EXERCISE TASK:
Read the entries below and pull out each line with the string "source".

DATASET CONTENT:
=====
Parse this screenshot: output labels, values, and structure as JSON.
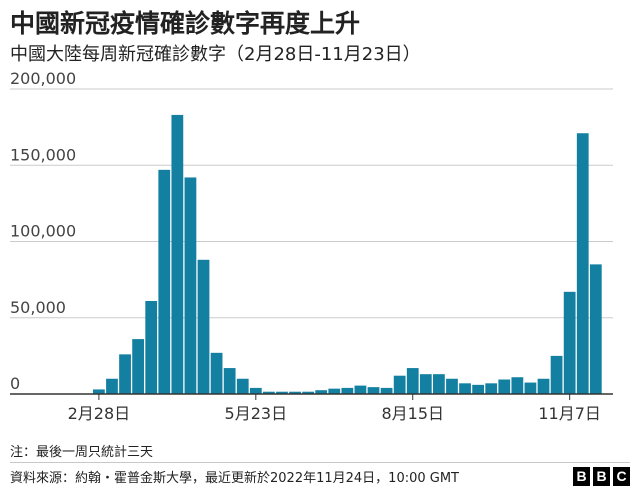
{
  "title": "中國新冠疫情確診數字再度上升",
  "subtitle": "中國大陸每周新冠確診數字（2月28日-11月23日）",
  "note": "注：最後一周只統計三天",
  "source": "資料來源：約翰・霍普金斯大學，最近更新於2022年11月24日，10:00 GMT",
  "logo": [
    "B",
    "B",
    "C"
  ],
  "colors": {
    "bar": "#1380A1",
    "grid": "#cbcbcb",
    "axis": "#333333",
    "text": "#222222"
  },
  "chart_data": {
    "type": "bar",
    "ylim": [
      0,
      200000
    ],
    "yticks": [
      0,
      50000,
      100000,
      150000,
      200000
    ],
    "ytick_labels": [
      "0",
      "50,000",
      "100,000",
      "150,000",
      "200,000"
    ],
    "xtick_labels": [
      {
        "label": "2月28日",
        "index": 0
      },
      {
        "label": "5月23日",
        "index": 12
      },
      {
        "label": "8月15日",
        "index": 24
      },
      {
        "label": "11月7日",
        "index": 36
      }
    ],
    "grid": true,
    "values": [
      3000,
      10000,
      26000,
      36000,
      61000,
      147000,
      183000,
      142000,
      88000,
      27000,
      17000,
      10000,
      4000,
      1500,
      1500,
      1500,
      1500,
      2500,
      3500,
      4000,
      5500,
      4500,
      4000,
      12000,
      17000,
      13000,
      13000,
      10000,
      7000,
      6000,
      7000,
      9500,
      11000,
      7500,
      10000,
      25000,
      67000,
      171000,
      85000
    ]
  }
}
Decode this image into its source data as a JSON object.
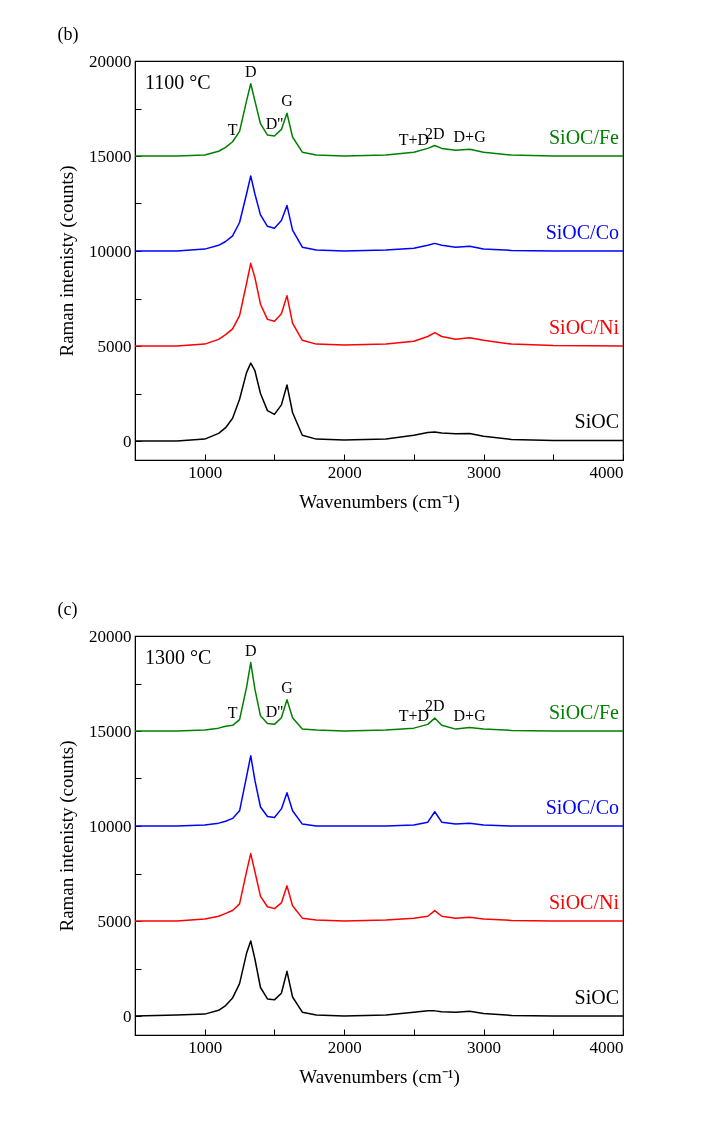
{
  "chart_data": [
    {
      "type": "line",
      "title": "(b)",
      "xlabel": "Wavenumbers (cm⁻¹)",
      "ylabel": "Raman intenisty (counts)",
      "xlim": [
        500,
        4000
      ],
      "ylim": [
        -1000,
        20000
      ],
      "xticks": [
        {
          "value": 500,
          "label": null
        },
        1000,
        {
          "value": 1500,
          "label": null
        },
        2000,
        {
          "value": 2500,
          "label": null
        },
        3000,
        {
          "value": 3500,
          "label": null
        },
        4000
      ],
      "yticks": [
        0,
        {
          "value": 2500,
          "label": null
        },
        5000,
        {
          "value": 7500,
          "label": null
        },
        10000,
        {
          "value": 12500,
          "label": null
        },
        15000,
        {
          "value": 17500,
          "label": null
        },
        20000
      ],
      "x": [
        500,
        800,
        1000,
        1100,
        1150,
        1200,
        1250,
        1300,
        1330,
        1360,
        1400,
        1450,
        1500,
        1550,
        1590,
        1630,
        1700,
        1800,
        2000,
        2300,
        2500,
        2600,
        2650,
        2700,
        2800,
        2900,
        3000,
        3200,
        3500,
        4000
      ],
      "series": [
        {
          "name": "SiOC/Fe",
          "color": "#008000",
          "values": [
            15000,
            15000,
            15050,
            15250,
            15450,
            15750,
            16300,
            17900,
            18800,
            17900,
            16700,
            16100,
            16050,
            16400,
            17250,
            16000,
            15200,
            15050,
            15000,
            15050,
            15200,
            15400,
            15550,
            15400,
            15300,
            15350,
            15200,
            15050,
            15000,
            15000
          ]
        },
        {
          "name": "SiOC/Co",
          "color": "#0000ff",
          "values": [
            10000,
            10000,
            10100,
            10300,
            10500,
            10800,
            11500,
            13000,
            13950,
            13000,
            11900,
            11300,
            11200,
            11600,
            12400,
            11100,
            10200,
            10050,
            10000,
            10050,
            10150,
            10300,
            10400,
            10300,
            10200,
            10250,
            10100,
            10030,
            10000,
            10000
          ]
        },
        {
          "name": "SiOC/Ni",
          "color": "#ff0000",
          "values": [
            5000,
            5000,
            5100,
            5350,
            5600,
            5900,
            6600,
            8300,
            9350,
            8600,
            7200,
            6400,
            6300,
            6700,
            7650,
            6200,
            5300,
            5100,
            5050,
            5100,
            5250,
            5500,
            5700,
            5500,
            5350,
            5430,
            5300,
            5100,
            5030,
            5000
          ]
        },
        {
          "name": "SiOC",
          "color": "#000000",
          "values": [
            0,
            0,
            100,
            400,
            700,
            1200,
            2200,
            3600,
            4100,
            3700,
            2500,
            1600,
            1400,
            1900,
            2950,
            1500,
            300,
            100,
            50,
            100,
            300,
            450,
            470,
            420,
            380,
            400,
            250,
            80,
            30,
            30
          ]
        }
      ],
      "annotations": [
        "1100 °C",
        {
          "text": "D",
          "x": 1330,
          "y": 18800
        },
        {
          "text": "G",
          "x": 1590,
          "y": 17250
        },
        {
          "text": "T",
          "x": 1200,
          "y": 15750
        },
        {
          "text": "D''",
          "x": 1500,
          "y": 16050
        },
        {
          "text": "T+D",
          "x": 2500,
          "y": 15200
        },
        {
          "text": "2D",
          "x": 2650,
          "y": 15550
        },
        {
          "text": "D+G",
          "x": 2900,
          "y": 15350
        }
      ]
    },
    {
      "type": "line",
      "title": "(c)",
      "xlabel": "Wavenumbers (cm⁻¹)",
      "ylabel": "Raman intenisty (counts)",
      "xlim": [
        500,
        4000
      ],
      "ylim": [
        -1000,
        20000
      ],
      "xticks": [
        {
          "value": 500,
          "label": null
        },
        1000,
        {
          "value": 1500,
          "label": null
        },
        2000,
        {
          "value": 2500,
          "label": null
        },
        3000,
        {
          "value": 3500,
          "label": null
        },
        4000
      ],
      "yticks": [
        0,
        {
          "value": 2500,
          "label": null
        },
        5000,
        {
          "value": 7500,
          "label": null
        },
        10000,
        {
          "value": 12500,
          "label": null
        },
        15000,
        {
          "value": 17500,
          "label": null
        },
        20000
      ],
      "x": [
        500,
        800,
        1000,
        1100,
        1150,
        1200,
        1250,
        1300,
        1330,
        1360,
        1400,
        1450,
        1500,
        1550,
        1590,
        1630,
        1700,
        1800,
        2000,
        2300,
        2500,
        2600,
        2650,
        2700,
        2800,
        2900,
        3000,
        3200,
        3500,
        4000
      ],
      "series": [
        {
          "name": "SiOC/Fe",
          "color": "#008000",
          "values": [
            15000,
            15000,
            15050,
            15150,
            15250,
            15300,
            15600,
            17300,
            18600,
            17200,
            15800,
            15400,
            15350,
            15700,
            16650,
            15700,
            15100,
            15050,
            15000,
            15050,
            15150,
            15350,
            15680,
            15300,
            15100,
            15180,
            15100,
            15030,
            15000,
            15000
          ]
        },
        {
          "name": "SiOC/Co",
          "color": "#0000ff",
          "values": [
            10000,
            10000,
            10050,
            10150,
            10250,
            10400,
            10800,
            12600,
            13700,
            12400,
            11000,
            10500,
            10450,
            10900,
            11750,
            10800,
            10100,
            10000,
            10000,
            10000,
            10050,
            10200,
            10750,
            10200,
            10100,
            10150,
            10050,
            10000,
            10000,
            10000
          ]
        },
        {
          "name": "SiOC/Ni",
          "color": "#ff0000",
          "values": [
            5000,
            5000,
            5100,
            5250,
            5400,
            5550,
            5900,
            7600,
            8550,
            7600,
            6300,
            5750,
            5650,
            5950,
            6850,
            5800,
            5150,
            5050,
            5000,
            5050,
            5150,
            5250,
            5550,
            5250,
            5150,
            5200,
            5100,
            5030,
            5000,
            5000
          ]
        },
        {
          "name": "SiOC",
          "color": "#000000",
          "values": [
            0,
            50,
            100,
            300,
            550,
            950,
            1700,
            3300,
            3950,
            3000,
            1500,
            900,
            850,
            1200,
            2350,
            1000,
            200,
            50,
            0,
            50,
            200,
            280,
            270,
            220,
            200,
            250,
            130,
            30,
            0,
            0
          ]
        }
      ],
      "annotations": [
        "1300 °C",
        {
          "text": "D",
          "x": 1330,
          "y": 18600
        },
        {
          "text": "G",
          "x": 1590,
          "y": 16650
        },
        {
          "text": "T",
          "x": 1200,
          "y": 15300
        },
        {
          "text": "D''",
          "x": 1500,
          "y": 15350
        },
        {
          "text": "T+D",
          "x": 2500,
          "y": 15150
        },
        {
          "text": "2D",
          "x": 2650,
          "y": 15680
        },
        {
          "text": "D+G",
          "x": 2900,
          "y": 15180
        }
      ]
    }
  ]
}
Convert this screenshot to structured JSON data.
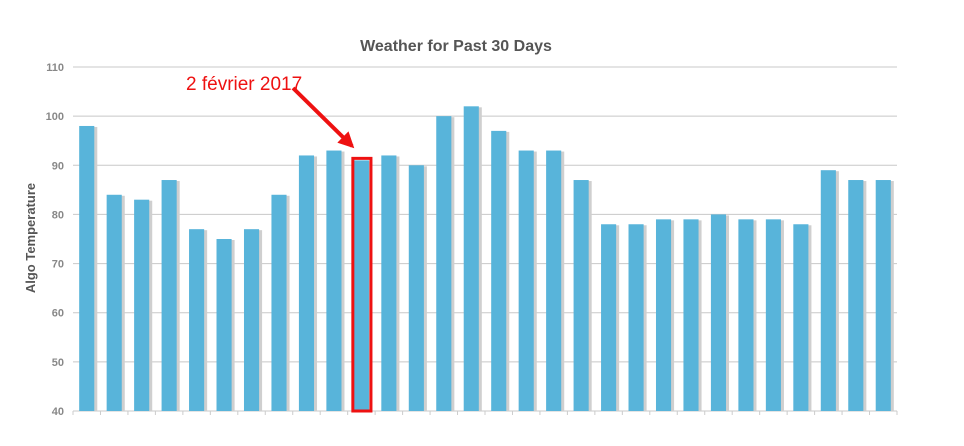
{
  "chart_data": {
    "type": "bar",
    "title": "Weather for Past 30 Days",
    "xlabel": "",
    "ylabel": "Algo Temperature",
    "ylim": [
      40,
      110
    ],
    "yticks": [
      40,
      50,
      60,
      70,
      80,
      90,
      100,
      110
    ],
    "grid": true,
    "legend": "none",
    "values": [
      98,
      84,
      83,
      87,
      77,
      75,
      77,
      84,
      92,
      93,
      91,
      92,
      90,
      100,
      102,
      97,
      93,
      93,
      87,
      78,
      78,
      79,
      79,
      80,
      79,
      79,
      78,
      89,
      87,
      87
    ],
    "highlight_index": 10,
    "annotation": {
      "text": "2 février 2017",
      "target_index": 10
    },
    "colors": {
      "bar": "#58b4da",
      "bar_shadow": "#cfcfcf",
      "grid": "#c8c8c8",
      "annotation": "#ee1111"
    }
  }
}
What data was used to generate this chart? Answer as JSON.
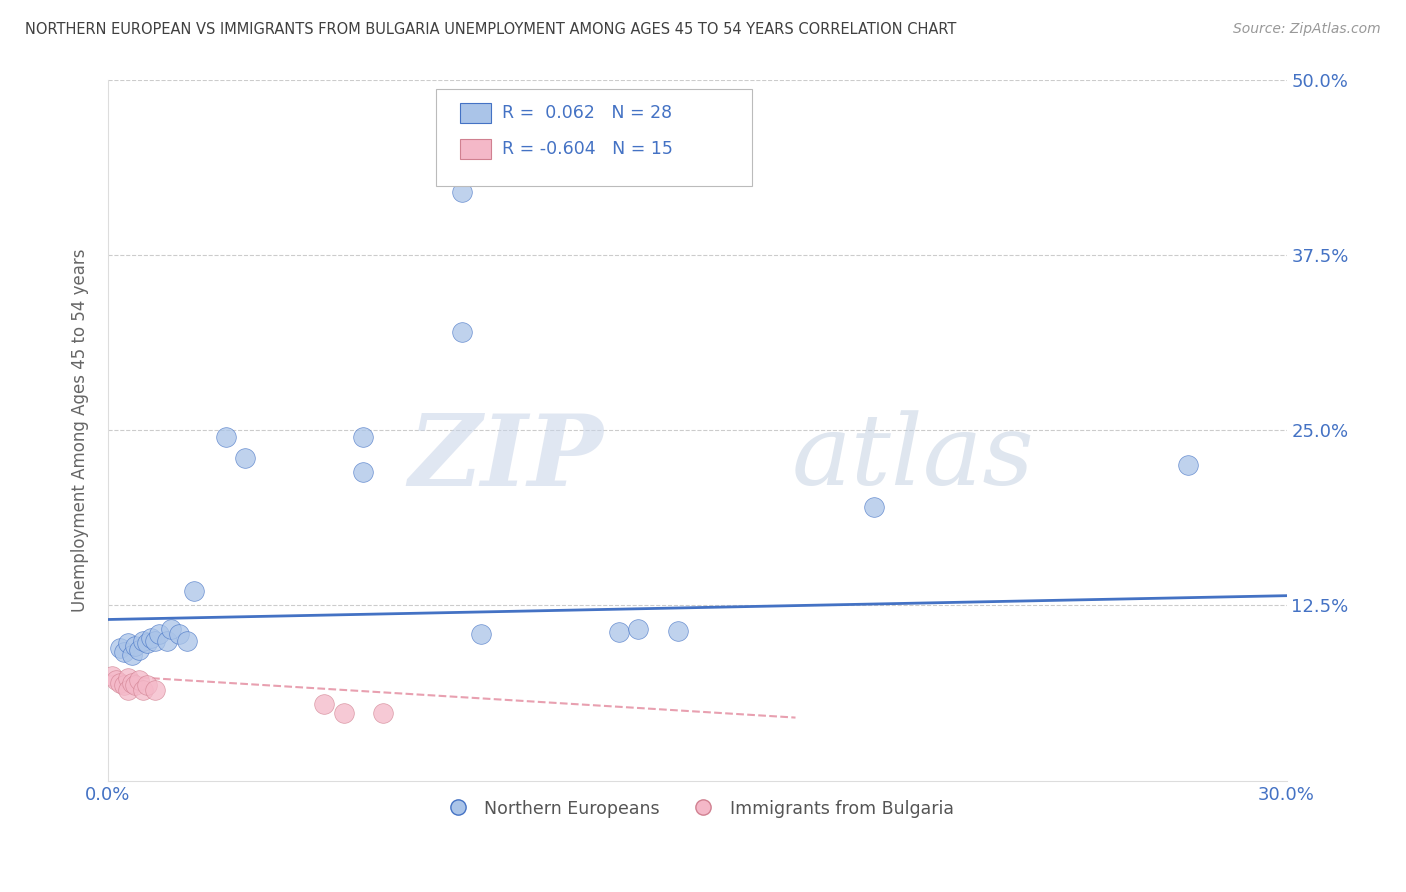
{
  "title": "NORTHERN EUROPEAN VS IMMIGRANTS FROM BULGARIA UNEMPLOYMENT AMONG AGES 45 TO 54 YEARS CORRELATION CHART",
  "source": "Source: ZipAtlas.com",
  "ylabel": "Unemployment Among Ages 45 to 54 years",
  "r_blue": 0.062,
  "n_blue": 28,
  "r_pink": -0.604,
  "n_pink": 15,
  "xlim": [
    0.0,
    0.3
  ],
  "ylim": [
    0.0,
    0.5
  ],
  "yticks": [
    0.0,
    0.125,
    0.25,
    0.375,
    0.5
  ],
  "ytick_labels": [
    "",
    "12.5%",
    "25.0%",
    "37.5%",
    "50.0%"
  ],
  "xticks": [
    0.0,
    0.06,
    0.12,
    0.18,
    0.24,
    0.3
  ],
  "xtick_labels": [
    "0.0%",
    "",
    "",
    "",
    "",
    "30.0%"
  ],
  "blue_scatter": [
    [
      0.003,
      0.095
    ],
    [
      0.004,
      0.092
    ],
    [
      0.005,
      0.098
    ],
    [
      0.006,
      0.09
    ],
    [
      0.007,
      0.096
    ],
    [
      0.008,
      0.093
    ],
    [
      0.009,
      0.1
    ],
    [
      0.01,
      0.098
    ],
    [
      0.011,
      0.102
    ],
    [
      0.012,
      0.1
    ],
    [
      0.013,
      0.105
    ],
    [
      0.015,
      0.1
    ],
    [
      0.016,
      0.108
    ],
    [
      0.018,
      0.105
    ],
    [
      0.02,
      0.1
    ],
    [
      0.022,
      0.135
    ],
    [
      0.03,
      0.245
    ],
    [
      0.035,
      0.23
    ],
    [
      0.065,
      0.245
    ],
    [
      0.065,
      0.22
    ],
    [
      0.09,
      0.42
    ],
    [
      0.09,
      0.32
    ],
    [
      0.095,
      0.105
    ],
    [
      0.13,
      0.106
    ],
    [
      0.135,
      0.108
    ],
    [
      0.145,
      0.107
    ],
    [
      0.195,
      0.195
    ],
    [
      0.275,
      0.225
    ]
  ],
  "pink_scatter": [
    [
      0.001,
      0.075
    ],
    [
      0.002,
      0.072
    ],
    [
      0.003,
      0.07
    ],
    [
      0.004,
      0.068
    ],
    [
      0.005,
      0.073
    ],
    [
      0.005,
      0.065
    ],
    [
      0.006,
      0.07
    ],
    [
      0.007,
      0.068
    ],
    [
      0.008,
      0.072
    ],
    [
      0.009,
      0.065
    ],
    [
      0.01,
      0.068
    ],
    [
      0.012,
      0.065
    ],
    [
      0.055,
      0.055
    ],
    [
      0.06,
      0.048
    ],
    [
      0.07,
      0.048
    ]
  ],
  "blue_line_x": [
    0.0,
    0.3
  ],
  "blue_line_y": [
    0.115,
    0.132
  ],
  "pink_line_x": [
    0.0,
    0.175
  ],
  "pink_line_y": [
    0.075,
    0.045
  ],
  "watermark_zip": "ZIP",
  "watermark_atlas": "atlas",
  "bg_color": "#ffffff",
  "blue_dot_color": "#aac4e8",
  "pink_dot_color": "#f4b8c8",
  "blue_line_color": "#4472c4",
  "pink_line_color": "#e8a0b0",
  "grid_color": "#cccccc",
  "title_color": "#404040",
  "axis_color": "#4472c4",
  "label_color": "#666666"
}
=====
ANSWER TO THE EXERCISE:
  "source": "資料來源：約翰・霍普金斯大學，最近更新於2022年11月24日，10:00 GMT",
Decode this image into its source data as a JSON object.
  "source": "Source: ZipAtlas.com",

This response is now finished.